THE TASK:
Translate this sentence from the aquarium bulb thread below into Spanish: "I would highly recommend this bulb."

PASSAGE SHOWN:
___

Wasserpest - Yeah, this bulbs came in a budget walmart ballast (only cost 10 bucks w/ bulbs) I baught three of them about 6 months ago, and am just now going to try new bulbs. It really was a great deal - I mean three 20 watts above my tank for 30 bucks ? Plus a custom piece of glass and a homemade black wood cover (really budget, but meh).


----------



## aedave (Sep 1, 2003)

Ok here is a kick ass fresh water plant bulb
http://www.all-glass.com/products/other/aquarays.shtml
The GE aquarays is more intense (brighter) than your power-glo and about the same colour as your Aqua-glo. I've added 1 over my 54 and noticed better colour, more plant growth. I would highly recommend this bulb. I currently have 1 Aqua-ray, 1 Power-glo, and 2 Aqua-glos(these are very dim compared to the other bulbs) over my 54. In the future I want to add 1 more power-glo and 1 more Aqua-ray. I find the PG and AR an excellent combination, good colour and strong intensity.

A hint for finding the bulbs: Check at your Local fish store, The GE bulbs are found in some of the All-glass flourescent fixtures. It will say GE AquaRays fresh+saltwater made in G.B. at the end of the bulb. If you ask some stores will sell the bulb right out of the fixture. I got mine for $10

DC :mrgreen:


----------



## Rolo (Dec 10, 2003)

I thought I would revive this post...helping out the admins! I'll just picking off in the comparison of the GE aquarays fresh/salt and Hagen Aqua-glos. 

Simply which ones "better?" and why?

I'm ordering a ton of stuff off of Big Al's. They don't have the GE bulbs - which I wanted - so I figured I would just buy thier Aqua-glos -both bulbs seem similar in many ways.

Is this a wise trade off, getting Aqua-glos over GE Fresh/salt, or are the GE's worth spending extra an $20 in price and shipping to buy off Drs. Foster Smith?


----------



## Nordic (Nov 11, 2003)

I would take 2 aqua-glos and 1 flora-gro rather.


----------



## NyCzBuBba (Nov 16, 2003)

I vote the aqua rays GE if you are going to do flourescent but once you switch to PC you'll never go back!!!! Retrofit your strip lights man you'll be happy.


----------



## wonder woman (Oct 30, 2003)

Just to throw in my 2 cents, I have two aqua-glo bulbs in each of my 30g's. I love the type of lighting- plants look nice and green, AND my fish look almost flourescent! And irridescent fish really stand out. Red looks red, yellow looks yellow, my rainbow platies really look like rainbows. I would definitely recommend them. My plants are doing very well too.


----------



## Rolo (Dec 10, 2003)

wonder woman said:


> Just to throw in my 2 cents, I have two aqua-glo bulbs in each of my 30g's. I love the type of lighting- plants look nice and green, AND my fish look almost flourescent! And irridescent fish really stand out. Red looks red, yellow looks yellow, my rainbow platies really look like rainbows. I would definitely recommend them. My plants are doing very well too.

___

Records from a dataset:
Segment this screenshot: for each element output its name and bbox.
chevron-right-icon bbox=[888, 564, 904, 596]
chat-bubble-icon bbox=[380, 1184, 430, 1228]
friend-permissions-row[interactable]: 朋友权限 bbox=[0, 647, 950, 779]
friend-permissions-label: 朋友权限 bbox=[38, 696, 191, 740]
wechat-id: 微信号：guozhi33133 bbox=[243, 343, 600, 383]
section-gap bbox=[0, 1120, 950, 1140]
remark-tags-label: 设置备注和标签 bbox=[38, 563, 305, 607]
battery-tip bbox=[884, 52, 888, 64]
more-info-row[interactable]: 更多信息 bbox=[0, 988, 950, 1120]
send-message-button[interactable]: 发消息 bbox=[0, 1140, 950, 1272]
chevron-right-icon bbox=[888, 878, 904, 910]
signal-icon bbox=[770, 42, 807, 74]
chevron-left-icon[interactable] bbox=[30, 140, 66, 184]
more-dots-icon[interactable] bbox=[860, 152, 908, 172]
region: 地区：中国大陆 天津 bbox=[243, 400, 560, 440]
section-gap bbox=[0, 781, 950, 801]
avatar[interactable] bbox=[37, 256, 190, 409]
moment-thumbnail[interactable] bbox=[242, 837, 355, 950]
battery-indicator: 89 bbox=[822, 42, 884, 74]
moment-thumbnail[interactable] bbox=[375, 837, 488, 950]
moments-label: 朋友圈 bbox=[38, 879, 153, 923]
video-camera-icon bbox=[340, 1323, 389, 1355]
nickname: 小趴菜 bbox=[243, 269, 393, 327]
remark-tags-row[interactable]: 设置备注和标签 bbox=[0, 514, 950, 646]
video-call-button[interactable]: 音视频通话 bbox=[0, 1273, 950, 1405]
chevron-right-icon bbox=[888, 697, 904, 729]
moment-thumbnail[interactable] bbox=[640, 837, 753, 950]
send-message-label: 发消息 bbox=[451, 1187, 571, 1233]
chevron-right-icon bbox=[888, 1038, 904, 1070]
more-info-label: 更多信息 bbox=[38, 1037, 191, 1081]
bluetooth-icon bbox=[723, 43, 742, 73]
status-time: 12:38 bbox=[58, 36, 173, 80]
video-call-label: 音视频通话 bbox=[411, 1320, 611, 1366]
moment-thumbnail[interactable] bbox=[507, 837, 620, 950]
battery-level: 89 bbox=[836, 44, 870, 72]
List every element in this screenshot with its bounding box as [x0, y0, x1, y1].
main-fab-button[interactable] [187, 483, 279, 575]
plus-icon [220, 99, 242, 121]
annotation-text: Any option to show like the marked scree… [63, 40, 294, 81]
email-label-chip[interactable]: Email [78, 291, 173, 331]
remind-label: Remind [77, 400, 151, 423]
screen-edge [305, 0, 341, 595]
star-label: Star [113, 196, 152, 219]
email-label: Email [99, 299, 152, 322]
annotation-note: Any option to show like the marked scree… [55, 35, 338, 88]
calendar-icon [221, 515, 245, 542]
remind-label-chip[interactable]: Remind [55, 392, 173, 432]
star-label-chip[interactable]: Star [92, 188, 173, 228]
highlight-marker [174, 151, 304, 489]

___

OUTPUT OF THE EXERCISE:
Recomendaría mucho esta bombilla.